— Goal of the exercise —
Tally every line of the listing where the string "下列说法正确的是" is found, and state the total alone.

— Extracted records —

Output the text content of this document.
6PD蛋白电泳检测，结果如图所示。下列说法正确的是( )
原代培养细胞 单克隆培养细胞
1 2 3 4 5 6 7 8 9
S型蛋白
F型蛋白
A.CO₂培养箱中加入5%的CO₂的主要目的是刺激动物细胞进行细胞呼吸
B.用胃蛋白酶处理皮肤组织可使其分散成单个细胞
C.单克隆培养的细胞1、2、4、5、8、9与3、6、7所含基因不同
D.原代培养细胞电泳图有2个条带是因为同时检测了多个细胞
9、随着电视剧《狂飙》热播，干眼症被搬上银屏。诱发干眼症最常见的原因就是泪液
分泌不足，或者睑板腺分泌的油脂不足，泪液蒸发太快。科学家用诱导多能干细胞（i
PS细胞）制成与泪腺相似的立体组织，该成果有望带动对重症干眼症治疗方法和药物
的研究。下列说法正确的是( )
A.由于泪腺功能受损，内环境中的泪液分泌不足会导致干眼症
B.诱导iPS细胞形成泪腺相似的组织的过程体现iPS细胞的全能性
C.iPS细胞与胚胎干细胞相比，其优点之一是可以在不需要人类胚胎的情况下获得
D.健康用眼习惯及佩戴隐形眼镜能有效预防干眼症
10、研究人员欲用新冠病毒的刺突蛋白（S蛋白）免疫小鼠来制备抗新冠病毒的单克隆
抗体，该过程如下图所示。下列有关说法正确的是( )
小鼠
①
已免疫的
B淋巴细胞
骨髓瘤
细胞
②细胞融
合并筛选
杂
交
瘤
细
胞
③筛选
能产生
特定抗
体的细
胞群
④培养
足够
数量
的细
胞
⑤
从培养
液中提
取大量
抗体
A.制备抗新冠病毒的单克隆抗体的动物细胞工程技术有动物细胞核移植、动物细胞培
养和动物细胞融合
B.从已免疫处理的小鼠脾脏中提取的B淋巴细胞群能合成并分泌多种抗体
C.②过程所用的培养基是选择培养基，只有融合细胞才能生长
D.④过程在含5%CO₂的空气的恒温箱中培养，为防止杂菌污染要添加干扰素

— Result —
2